WHAT YOU SHOULD DO: Go through the data below. Pull out every line that has the word "维持板块的中性评级".

DATA:
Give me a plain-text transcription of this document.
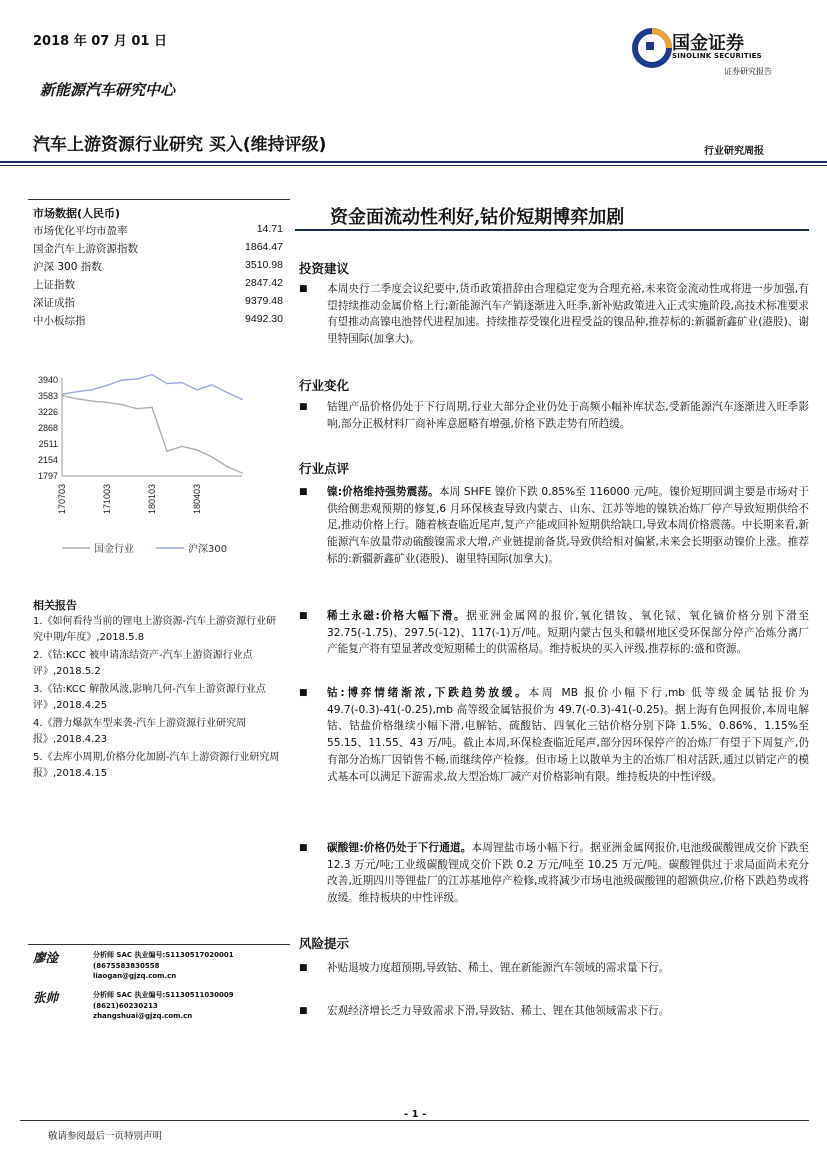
2018 年 07 月 01 日
新能源汽车研究中心
汽车上游资源行业研究 买入(维持评级)	行业研究周报
国金证券
SINOLINK SECURITIES
证券研究报告
市场数据(人民币)
市场优化平均市盈率	14.71
国金汽车上游资源指数	1864.47
沪深 300 指数	3510.98
上证指数	2847.42
深证成指	9379.48
中小板综指	9492.30
3940
3583
3226
2868
2511
2154
1797
170703	171003	180103	180403
国金行业	沪深300
相关报告
1.《如何看待当前的锂电上游资源-汽车上游资源行业研究中期/年度》,2018.5.8
2.《钴:KCC 被申请冻结资产-汽车上游资源行业点评》,2018.5.2
3.《钴:KCC 解散风波,影响几何-汽车上游资源行业点评》,2018.4.25
4.《潜力爆款车型来袭-汽车上游资源行业研究周报》,2018.4.23
5.《去库小周期,价格分化加剧-汽车上游资源行业研究周报》,2018.4.15
廖淦	分析师 SAC 执业编号:S1130517020001
(8675583830558
liaogan@gjzq.com.cn
张帅	分析师 SAC 执业编号:S1130511030009
(8621)60230213
zhangshuai@gjzq.com.cn
资金面流动性利好,钴价短期博弈加剧
投资建议
■ 本周央行二季度会议纪要中,货币政策措辞由合理稳定变为合理充裕,未来资金流动性或将进一步加强,有望持续推动金属价格上行;新能源汽车产销逐渐进入旺季,新补贴政策进入正式实施阶段,高技术标准要求有望推动高镍电池替代进程加速。持续推荐受镍化进程受益的镍品种,推荐标的:新疆新鑫矿业(港股)、谢里特国际(加拿大)。
行业变化
■ 钴锂产品价格仍处于下行周期,行业大部分企业仍处于高频小幅补库状态,受新能源汽车逐渐进入旺季影响,部分正极材料厂商补库意愿略有增强,价格下跌走势有所趋缓。
行业点评
■ 镍:价格维持强势震荡。本周 SHFE 镍价下跌 0.85%至 116000 元/吨。镍价短期回调主要是市场对于供给侧悲观预期的修复,6 月环保核查导致内蒙古、山东、江苏等地的镍铁冶炼厂停产导致短期供给不足,推动价格上行。随着核查临近尾声,复产产能或回补短期供给缺口,导致本周价格震荡。中长期来看,新能源汽车放量带动硫酸镍需求大增,产业链提前备货,导致供给相对偏紧,未来会长期驱动镍价上涨。推荐标的:新疆新鑫矿业(港股)、谢里特国际(加拿大)。
■ 稀土永磁:价格大幅下滑。据亚洲金属网的报价,氧化镨钕、氧化铽、氧化镝价格分别下滑至 32.75(-1.75)、297.5(-12)、117(-1)万/吨。短期内蒙古包头和赣州地区受环保部分停产冶炼分离厂产能复产将有望显著改变短期稀土的供需格局。维持板块的买入评级,推荐标的:盛和资源。
■ 钴:博弈情绪渐浓,下跌趋势放缓。本周 MB 报价小幅下行,mb 低等级金属钴报价为 49.7(-0.3)-41(-0.25),mb 高等级金属钴报价为 49.7(-0.3)-41(-0.25)。据上海有色网报价,本周电解钴、钴盐价格继续小幅下滑,电解钴、硫酸钴、四氧化三钴价格分别下降 1.5%、0.86%、1.15%至55.15、11.55、43 万/吨。截止本周,环保检查临近尾声,部分因环保停产的冶炼厂有望于下周复产,仍有部分冶炼厂因销售不畅,而继续停产检修。但市场上以散单为主的冶炼厂相对活跃,通过以销定产的模式基本可以满足下游需求,故大型冶炼厂减产对价格影响有限。维持板块的中性评级。
■ 碳酸锂:价格仍处于下行通道。本周锂盐市场小幅下行。据亚洲金属网报价,电池级碳酸锂成交价下跌至 12.3 万元/吨;工业级碳酸锂成交价下跌 0.2 万元/吨至 10.25 万元/吨。碳酸锂供过于求局面尚未充分改善,近期四川等锂盐厂的江苏基地停产检修,或将减少市场电池级碳酸锂的超额供应,价格下跌趋势或将放缓。维持板块的中性评级。
风险提示
■ 补贴退坡力度超预期,导致钴、稀土、锂在新能源汽车领域的需求量下行。
■ 宏观经济增长乏力导致需求下滑,导致钴、稀土、锂在其他领域需求下行。
- 1 -
敬请参阅最后一页特别声明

RESPONSE TO THIS TASK:
■ 钴:博弈情绪渐浓,下跌趋势放缓。本周 MB 报价小幅下行,mb 低等级金属钴报价为 49.7(-0.3)-41(-0.25),mb 高等级金属钴报价为 49.7(-0.3)-41(-0.25)。据上海有色网报价,本周电解钴、钴盐价格继续小幅下滑,电解钴、硫酸钴、四氧化三钴价格分别下降 1.5%、0.86%、1.15%至55.15、11.55、43 万/吨。截止本周,环保检查临近尾声,部分因环保停产的冶炼厂有望于下周复产,仍有部分冶炼厂因销售不畅,而继续停产检修。但市场上以散单为主的冶炼厂相对活跃,通过以销定产的模式基本可以满足下游需求,故大型冶炼厂减产对价格影响有限。维持板块的中性评级。
■ 碳酸锂:价格仍处于下行通道。本周锂盐市场小幅下行。据亚洲金属网报价,电池级碳酸锂成交价下跌至 12.3 万元/吨;工业级碳酸锂成交价下跌 0.2 万元/吨至 10.25 万元/吨。碳酸锂供过于求局面尚未充分改善,近期四川等锂盐厂的江苏基地停产检修,或将减少市场电池级碳酸锂的超额供应,价格下跌趋势或将放缓。维持板块的中性评级。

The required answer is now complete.